§ Task directions: Using the listing below, copy every line that mentions "Percentages".

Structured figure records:

((

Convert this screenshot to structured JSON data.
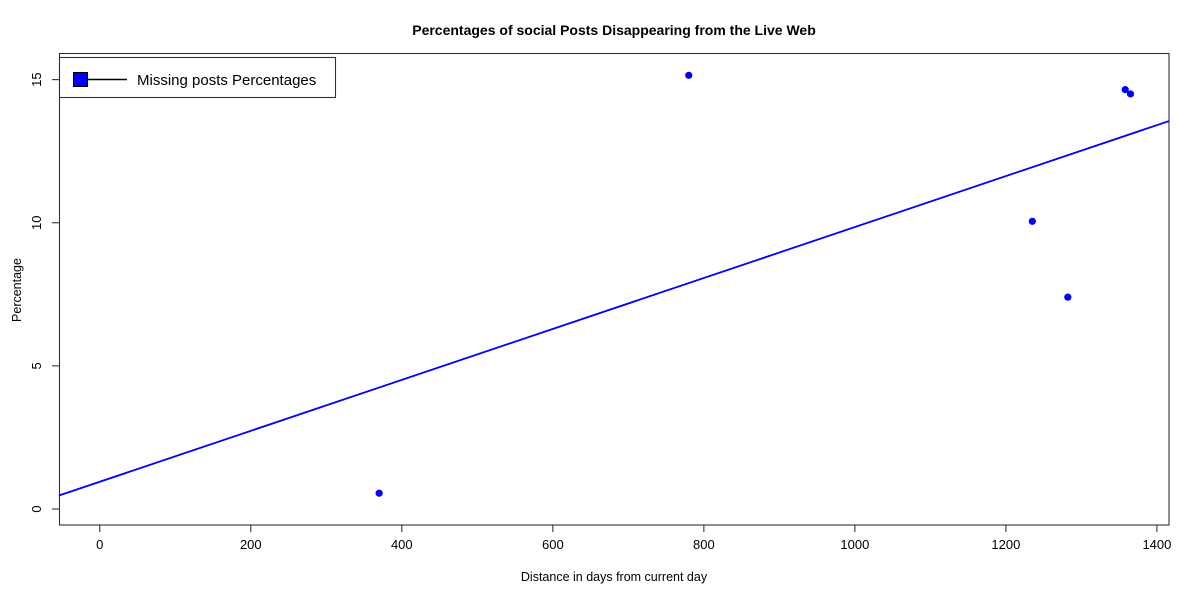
{
  "chart_data": {
    "type": "scatter",
    "title": "Percentages of social Posts Disappearing from the Live Web",
    "xlabel": "Distance in days from current day",
    "ylabel": "Percentage",
    "x_ticks": [
      0,
      200,
      400,
      600,
      800,
      1000,
      1200,
      1400
    ],
    "y_ticks": [
      0,
      5,
      10,
      15
    ],
    "x_range": [
      -54,
      1416
    ],
    "y_range": [
      -0.56,
      15.93
    ],
    "grid": false,
    "frame_color": "#333333",
    "legend": {
      "position": "topleft",
      "label": "Missing posts Percentages",
      "marker_color": "#0000ff",
      "line_color": "#000000"
    },
    "series": [
      {
        "name": "Missing posts Percentages",
        "color": "#0000ff",
        "points": [
          {
            "x": 370,
            "y": 0.55
          },
          {
            "x": 780,
            "y": 15.15
          },
          {
            "x": 1235,
            "y": 10.05
          },
          {
            "x": 1282,
            "y": 7.4
          },
          {
            "x": 1358,
            "y": 14.65
          },
          {
            "x": 1365,
            "y": 14.5
          }
        ]
      }
    ],
    "trend_line": {
      "slope": 0.0089,
      "intercept": 0.95,
      "color": "#0000ff"
    }
  }
}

))

§ Result:
    "title": "Percentages of social Posts Disappearing from the Live Web",
      "label": "Missing posts Percentages",
        "name": "Missing posts Percentages",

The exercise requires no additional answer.